• _Problem details_
Render the following material again verbatim, leaving nothing out.

• _The input_
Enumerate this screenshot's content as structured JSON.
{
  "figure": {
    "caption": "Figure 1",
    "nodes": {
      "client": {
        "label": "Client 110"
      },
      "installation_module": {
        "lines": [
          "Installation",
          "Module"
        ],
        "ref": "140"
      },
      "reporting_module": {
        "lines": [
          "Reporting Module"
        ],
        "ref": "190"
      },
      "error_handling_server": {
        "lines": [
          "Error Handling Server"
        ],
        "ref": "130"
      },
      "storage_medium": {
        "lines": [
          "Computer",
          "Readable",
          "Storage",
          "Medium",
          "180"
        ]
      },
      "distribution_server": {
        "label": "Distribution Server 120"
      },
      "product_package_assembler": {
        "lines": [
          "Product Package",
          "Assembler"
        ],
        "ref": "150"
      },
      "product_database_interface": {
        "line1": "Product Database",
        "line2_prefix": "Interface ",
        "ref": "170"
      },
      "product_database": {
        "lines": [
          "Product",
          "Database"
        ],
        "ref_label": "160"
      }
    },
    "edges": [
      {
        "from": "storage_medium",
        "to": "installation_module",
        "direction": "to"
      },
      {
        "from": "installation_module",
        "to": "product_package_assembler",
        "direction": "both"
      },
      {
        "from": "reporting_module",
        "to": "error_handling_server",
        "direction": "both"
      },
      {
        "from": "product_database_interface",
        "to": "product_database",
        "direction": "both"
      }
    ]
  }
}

• _Response to this exercise_
Enumerate this screenshot's content as structured JSON.
{
  "figure": {
    "caption": "Figure 1",
    "nodes": {
      "client": {
        "label": "Client 110"
      },
      "installation_module": {
        "lines": [
          "Installation",
          "Module"
        ],
        "ref": "140"
      },
      "reporting_module": {
        "lines": [
          "Reporting Module"
        ],
        "ref": "190"
      },
      "error_handling_server": {
        "lines": [
          "Error Handling Server"
        ],
        "ref": "130"
      },
      "storage_medium": {
        "lines": [
          "Computer",
          "Readable",
          "Storage",
          "Medium",
          "180"
        ]
      },
      "distribution_server": {
        "label": "Distribution Server 120"
      },
      "product_package_assembler": {
        "lines": [
          "Product Package",
          "Assembler"
        ],
        "ref": "150"
      },
      "product_database_interface": {
        "line1": "Product Database",
        "line2_prefix": "Interface ",
        "ref": "170"
      },
      "product_database": {
        "lines": [
          "Product",
          "Database"
        ],
        "ref_label": "160"
      }
    },
    "edges": [
      {
        "from": "storage_medium",
        "to": "installation_module",
        "direction": "to"
      },
      {
        "from": "installation_module",
        "to": "product_package_assembler",
        "direction": "both"
      },
      {
        "from": "reporting_module",
        "to": "error_handling_server",
        "direction": "both"
      },
      {
        "from": "product_database_interface",
        "to": "product_database",
        "direction": "both"
      }
    ]
  }
}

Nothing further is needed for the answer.